Every line below that mentions the word "Confidence" should be copied out.

┄┄┄┄┄┄┄┄┄┄┄┄┄┄┄┄┄┄┄┄

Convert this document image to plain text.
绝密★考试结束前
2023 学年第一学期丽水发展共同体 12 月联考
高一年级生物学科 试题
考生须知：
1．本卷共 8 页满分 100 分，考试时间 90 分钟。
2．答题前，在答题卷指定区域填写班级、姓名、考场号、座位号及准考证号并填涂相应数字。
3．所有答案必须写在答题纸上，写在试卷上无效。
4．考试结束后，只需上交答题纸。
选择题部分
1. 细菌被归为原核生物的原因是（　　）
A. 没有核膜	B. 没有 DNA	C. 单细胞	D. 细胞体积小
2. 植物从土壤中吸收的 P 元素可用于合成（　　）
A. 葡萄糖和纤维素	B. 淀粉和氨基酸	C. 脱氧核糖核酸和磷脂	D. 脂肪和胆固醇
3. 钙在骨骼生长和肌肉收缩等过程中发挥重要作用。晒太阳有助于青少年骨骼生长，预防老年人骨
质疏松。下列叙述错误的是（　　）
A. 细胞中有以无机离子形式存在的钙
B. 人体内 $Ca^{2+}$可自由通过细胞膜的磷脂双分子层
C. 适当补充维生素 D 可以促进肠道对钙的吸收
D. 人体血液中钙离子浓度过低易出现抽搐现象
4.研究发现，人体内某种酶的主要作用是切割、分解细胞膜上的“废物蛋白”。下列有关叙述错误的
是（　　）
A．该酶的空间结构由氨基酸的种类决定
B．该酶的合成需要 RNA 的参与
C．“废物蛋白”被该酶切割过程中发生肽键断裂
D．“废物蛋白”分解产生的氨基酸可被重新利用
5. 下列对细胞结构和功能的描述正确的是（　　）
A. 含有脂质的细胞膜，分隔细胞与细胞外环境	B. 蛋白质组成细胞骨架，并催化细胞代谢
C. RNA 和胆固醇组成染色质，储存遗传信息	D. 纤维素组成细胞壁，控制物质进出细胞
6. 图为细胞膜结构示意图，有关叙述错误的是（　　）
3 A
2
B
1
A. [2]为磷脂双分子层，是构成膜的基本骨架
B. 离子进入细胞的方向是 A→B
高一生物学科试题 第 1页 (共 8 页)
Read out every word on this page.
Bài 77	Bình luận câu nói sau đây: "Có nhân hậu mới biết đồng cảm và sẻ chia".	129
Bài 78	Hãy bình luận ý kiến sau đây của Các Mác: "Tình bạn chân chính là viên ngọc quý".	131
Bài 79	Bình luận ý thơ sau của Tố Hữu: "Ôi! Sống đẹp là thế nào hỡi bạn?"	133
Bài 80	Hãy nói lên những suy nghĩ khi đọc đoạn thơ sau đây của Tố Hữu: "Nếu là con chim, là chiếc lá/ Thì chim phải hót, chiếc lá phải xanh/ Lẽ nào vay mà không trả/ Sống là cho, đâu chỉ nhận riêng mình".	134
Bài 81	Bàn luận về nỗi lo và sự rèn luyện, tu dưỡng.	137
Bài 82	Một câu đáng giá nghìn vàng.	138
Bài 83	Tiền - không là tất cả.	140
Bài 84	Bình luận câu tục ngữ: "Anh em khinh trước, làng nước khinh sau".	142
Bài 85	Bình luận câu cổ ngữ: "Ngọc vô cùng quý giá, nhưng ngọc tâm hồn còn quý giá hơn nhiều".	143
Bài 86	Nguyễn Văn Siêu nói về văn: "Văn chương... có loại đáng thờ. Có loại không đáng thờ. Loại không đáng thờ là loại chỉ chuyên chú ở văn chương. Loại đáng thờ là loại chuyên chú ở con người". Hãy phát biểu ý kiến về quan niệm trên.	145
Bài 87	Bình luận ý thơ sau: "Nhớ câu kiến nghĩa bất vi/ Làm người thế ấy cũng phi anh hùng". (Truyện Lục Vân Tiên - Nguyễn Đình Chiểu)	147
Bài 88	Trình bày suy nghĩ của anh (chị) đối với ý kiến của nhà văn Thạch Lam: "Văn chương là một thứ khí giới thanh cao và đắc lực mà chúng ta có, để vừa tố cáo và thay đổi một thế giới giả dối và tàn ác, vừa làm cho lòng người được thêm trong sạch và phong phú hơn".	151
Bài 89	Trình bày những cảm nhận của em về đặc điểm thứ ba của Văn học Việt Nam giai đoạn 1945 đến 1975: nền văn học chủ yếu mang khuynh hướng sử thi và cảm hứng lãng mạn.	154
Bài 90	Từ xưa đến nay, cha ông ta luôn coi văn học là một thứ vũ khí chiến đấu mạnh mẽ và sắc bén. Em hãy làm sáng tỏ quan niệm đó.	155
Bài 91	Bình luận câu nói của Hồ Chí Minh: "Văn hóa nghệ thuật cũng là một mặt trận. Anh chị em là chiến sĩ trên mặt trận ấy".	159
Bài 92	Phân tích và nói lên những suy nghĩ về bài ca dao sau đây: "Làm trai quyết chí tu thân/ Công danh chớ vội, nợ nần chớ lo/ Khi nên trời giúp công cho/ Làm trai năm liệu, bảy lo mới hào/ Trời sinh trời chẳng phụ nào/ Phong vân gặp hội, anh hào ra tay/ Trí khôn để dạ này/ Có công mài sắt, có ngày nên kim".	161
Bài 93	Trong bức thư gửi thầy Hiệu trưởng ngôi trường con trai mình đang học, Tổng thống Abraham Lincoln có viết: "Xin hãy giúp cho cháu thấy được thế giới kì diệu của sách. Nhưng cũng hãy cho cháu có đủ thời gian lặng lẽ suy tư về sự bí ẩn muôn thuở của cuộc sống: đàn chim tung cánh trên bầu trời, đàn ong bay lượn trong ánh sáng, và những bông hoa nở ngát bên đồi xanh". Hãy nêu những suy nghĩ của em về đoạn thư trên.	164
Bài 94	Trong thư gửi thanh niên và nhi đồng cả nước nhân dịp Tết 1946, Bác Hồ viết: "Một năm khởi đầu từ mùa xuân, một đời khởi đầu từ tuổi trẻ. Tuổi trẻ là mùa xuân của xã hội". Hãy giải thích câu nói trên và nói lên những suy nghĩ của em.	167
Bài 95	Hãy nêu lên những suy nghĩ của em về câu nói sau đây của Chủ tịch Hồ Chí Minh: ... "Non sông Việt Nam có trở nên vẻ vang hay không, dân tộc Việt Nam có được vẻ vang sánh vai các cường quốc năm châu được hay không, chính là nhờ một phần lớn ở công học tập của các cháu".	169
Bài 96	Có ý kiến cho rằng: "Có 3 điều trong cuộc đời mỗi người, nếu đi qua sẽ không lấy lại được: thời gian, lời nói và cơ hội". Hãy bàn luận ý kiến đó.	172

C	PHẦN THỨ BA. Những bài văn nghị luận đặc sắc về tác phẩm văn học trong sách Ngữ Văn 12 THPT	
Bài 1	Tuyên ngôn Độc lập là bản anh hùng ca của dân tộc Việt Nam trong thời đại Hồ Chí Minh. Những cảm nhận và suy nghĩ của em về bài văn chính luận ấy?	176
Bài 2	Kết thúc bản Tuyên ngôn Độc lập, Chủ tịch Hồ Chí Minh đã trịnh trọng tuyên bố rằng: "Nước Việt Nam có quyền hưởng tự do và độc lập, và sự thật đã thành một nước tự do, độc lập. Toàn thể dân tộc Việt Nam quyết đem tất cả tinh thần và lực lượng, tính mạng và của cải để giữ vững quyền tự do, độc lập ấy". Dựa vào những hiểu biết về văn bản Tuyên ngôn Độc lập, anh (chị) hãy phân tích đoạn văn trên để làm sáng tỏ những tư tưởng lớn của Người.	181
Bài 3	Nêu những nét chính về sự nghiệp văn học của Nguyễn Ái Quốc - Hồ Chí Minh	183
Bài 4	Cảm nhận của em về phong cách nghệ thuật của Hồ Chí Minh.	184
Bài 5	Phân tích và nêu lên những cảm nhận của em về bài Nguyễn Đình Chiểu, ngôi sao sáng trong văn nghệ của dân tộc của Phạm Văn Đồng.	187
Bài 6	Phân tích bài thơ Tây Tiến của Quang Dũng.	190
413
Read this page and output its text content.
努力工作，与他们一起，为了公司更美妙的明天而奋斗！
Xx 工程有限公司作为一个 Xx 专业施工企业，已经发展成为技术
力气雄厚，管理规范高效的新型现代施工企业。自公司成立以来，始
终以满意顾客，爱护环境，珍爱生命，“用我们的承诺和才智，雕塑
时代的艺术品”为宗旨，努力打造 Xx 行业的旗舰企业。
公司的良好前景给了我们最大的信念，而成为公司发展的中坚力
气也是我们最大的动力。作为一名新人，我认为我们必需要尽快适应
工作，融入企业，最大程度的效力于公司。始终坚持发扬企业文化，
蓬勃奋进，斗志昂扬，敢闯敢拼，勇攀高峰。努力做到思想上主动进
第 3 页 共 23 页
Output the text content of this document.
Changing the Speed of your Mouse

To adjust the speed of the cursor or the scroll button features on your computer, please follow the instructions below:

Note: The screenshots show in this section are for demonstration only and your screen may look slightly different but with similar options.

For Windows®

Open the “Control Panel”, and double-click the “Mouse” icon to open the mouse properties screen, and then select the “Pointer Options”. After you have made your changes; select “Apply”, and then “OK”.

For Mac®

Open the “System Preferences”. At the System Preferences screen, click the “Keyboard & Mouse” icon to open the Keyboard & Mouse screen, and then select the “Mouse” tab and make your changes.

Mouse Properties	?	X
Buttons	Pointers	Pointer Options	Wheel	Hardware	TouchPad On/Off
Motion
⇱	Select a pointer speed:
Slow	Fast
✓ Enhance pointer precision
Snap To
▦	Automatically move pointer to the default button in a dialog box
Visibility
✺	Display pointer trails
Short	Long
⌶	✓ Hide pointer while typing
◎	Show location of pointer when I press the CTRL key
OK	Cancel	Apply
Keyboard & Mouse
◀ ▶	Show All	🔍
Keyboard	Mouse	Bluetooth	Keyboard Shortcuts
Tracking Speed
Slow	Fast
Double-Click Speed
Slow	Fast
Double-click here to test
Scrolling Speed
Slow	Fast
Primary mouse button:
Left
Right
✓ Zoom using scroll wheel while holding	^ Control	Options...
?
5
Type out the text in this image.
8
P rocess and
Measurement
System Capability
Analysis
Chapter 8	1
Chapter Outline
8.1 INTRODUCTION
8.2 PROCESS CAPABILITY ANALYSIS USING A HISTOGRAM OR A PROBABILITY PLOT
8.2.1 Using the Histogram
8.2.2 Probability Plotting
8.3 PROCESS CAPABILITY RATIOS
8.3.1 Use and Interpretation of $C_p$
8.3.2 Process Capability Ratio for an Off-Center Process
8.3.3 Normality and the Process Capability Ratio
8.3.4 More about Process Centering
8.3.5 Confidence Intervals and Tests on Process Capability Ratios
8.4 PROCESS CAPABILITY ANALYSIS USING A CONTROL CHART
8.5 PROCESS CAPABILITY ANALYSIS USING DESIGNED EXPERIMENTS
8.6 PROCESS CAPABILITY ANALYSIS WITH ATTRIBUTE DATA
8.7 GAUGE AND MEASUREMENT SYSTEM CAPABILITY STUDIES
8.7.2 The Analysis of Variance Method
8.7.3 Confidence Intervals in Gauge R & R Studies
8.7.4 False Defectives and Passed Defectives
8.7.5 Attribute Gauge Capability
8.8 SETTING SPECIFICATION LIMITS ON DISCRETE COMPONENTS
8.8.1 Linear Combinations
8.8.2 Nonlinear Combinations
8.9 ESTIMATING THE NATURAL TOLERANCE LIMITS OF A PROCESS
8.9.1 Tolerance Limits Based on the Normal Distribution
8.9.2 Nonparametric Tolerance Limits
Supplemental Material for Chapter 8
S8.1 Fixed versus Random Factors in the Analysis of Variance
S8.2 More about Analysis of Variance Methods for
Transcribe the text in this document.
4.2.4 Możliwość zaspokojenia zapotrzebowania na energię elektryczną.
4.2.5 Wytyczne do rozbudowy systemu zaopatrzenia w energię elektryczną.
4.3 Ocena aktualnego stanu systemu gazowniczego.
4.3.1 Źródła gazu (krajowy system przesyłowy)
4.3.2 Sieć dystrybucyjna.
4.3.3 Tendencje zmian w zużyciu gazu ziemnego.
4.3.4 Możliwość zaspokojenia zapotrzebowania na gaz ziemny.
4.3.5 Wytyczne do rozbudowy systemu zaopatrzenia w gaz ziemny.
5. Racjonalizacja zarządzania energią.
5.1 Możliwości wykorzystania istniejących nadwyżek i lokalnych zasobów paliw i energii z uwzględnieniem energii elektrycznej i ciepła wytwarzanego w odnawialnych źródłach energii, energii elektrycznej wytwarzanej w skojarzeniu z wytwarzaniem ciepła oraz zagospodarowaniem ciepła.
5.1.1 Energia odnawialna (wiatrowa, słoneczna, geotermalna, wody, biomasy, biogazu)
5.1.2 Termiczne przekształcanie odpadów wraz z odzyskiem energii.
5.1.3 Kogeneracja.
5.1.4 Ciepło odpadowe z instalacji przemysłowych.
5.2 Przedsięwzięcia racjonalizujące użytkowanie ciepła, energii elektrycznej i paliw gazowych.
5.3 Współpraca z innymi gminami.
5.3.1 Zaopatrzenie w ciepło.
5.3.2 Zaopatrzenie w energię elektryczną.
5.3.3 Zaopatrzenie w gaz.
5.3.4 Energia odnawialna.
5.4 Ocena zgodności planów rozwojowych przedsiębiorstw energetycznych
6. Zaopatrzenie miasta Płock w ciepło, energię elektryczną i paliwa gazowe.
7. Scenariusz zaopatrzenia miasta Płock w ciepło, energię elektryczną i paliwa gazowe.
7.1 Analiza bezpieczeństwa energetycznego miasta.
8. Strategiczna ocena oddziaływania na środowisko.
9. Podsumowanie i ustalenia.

┄┄┄┄┄┄┄┄┄┄┄┄┄┄┄┄┄┄┄┄

**Exercise answer**
8.3.5 Confidence Intervals and Tests on Process Capability Ratios
8.7.3 Confidence Intervals in Gauge R & R Studies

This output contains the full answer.